# [Set task]
Scan the entries below for the word "小时以内". Copy each line that has it.

-------------------------

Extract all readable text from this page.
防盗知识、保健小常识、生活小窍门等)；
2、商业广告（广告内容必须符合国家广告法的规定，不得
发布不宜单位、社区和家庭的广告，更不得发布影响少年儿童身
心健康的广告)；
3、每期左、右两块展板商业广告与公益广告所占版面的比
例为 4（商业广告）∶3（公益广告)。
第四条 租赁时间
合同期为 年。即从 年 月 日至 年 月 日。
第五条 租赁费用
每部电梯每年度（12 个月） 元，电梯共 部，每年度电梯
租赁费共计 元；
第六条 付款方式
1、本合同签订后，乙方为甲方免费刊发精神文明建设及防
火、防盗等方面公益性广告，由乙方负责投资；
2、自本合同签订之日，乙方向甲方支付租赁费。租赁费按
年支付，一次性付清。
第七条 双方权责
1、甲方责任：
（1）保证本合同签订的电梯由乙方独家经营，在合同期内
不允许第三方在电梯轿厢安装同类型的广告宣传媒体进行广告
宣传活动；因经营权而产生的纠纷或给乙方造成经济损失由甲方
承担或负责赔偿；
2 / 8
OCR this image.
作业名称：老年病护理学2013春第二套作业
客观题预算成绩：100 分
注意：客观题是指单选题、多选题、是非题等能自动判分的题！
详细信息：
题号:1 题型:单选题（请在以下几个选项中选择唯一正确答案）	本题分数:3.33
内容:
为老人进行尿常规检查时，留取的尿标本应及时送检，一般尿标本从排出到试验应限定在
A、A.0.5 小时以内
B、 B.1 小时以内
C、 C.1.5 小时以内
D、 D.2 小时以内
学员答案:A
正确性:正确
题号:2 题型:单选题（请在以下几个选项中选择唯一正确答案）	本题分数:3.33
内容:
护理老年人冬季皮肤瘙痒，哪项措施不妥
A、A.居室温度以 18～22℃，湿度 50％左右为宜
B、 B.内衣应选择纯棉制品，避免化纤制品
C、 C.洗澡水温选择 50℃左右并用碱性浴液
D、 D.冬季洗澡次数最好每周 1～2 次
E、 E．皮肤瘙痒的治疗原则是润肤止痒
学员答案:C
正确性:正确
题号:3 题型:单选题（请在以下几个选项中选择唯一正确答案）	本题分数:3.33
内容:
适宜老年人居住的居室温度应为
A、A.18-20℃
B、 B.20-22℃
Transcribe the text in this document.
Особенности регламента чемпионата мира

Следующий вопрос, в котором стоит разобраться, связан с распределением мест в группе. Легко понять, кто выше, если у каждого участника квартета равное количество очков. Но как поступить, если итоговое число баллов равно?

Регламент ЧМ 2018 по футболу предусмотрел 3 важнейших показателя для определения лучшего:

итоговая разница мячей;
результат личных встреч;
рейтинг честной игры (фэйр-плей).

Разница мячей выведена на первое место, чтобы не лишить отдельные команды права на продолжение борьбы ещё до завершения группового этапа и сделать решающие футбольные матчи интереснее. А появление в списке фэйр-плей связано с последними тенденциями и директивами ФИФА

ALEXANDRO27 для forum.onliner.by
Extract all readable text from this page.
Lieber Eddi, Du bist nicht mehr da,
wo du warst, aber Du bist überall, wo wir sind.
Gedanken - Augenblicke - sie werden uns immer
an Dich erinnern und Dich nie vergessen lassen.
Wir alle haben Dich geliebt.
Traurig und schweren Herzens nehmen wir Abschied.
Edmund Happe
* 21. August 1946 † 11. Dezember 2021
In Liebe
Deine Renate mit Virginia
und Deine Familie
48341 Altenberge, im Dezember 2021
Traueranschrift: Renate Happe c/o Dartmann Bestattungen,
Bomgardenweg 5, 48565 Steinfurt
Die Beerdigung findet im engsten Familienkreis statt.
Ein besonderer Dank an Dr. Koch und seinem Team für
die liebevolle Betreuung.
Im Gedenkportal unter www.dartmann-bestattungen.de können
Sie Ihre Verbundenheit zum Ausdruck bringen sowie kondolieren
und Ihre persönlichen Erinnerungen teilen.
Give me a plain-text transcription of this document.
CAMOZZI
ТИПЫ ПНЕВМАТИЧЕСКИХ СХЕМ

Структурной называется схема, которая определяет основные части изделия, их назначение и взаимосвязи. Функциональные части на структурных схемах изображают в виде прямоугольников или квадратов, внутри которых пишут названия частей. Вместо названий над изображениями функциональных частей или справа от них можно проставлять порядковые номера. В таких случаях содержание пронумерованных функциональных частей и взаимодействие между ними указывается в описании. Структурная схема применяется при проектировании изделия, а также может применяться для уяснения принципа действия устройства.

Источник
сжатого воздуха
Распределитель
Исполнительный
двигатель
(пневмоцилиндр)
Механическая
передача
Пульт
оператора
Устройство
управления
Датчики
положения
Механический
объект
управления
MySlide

-------------------------

# [Output of the task]
A、A.0.5 小时以内
B、 B.1 小时以内
C、 C.1.5 小时以内
D、 D.2 小时以内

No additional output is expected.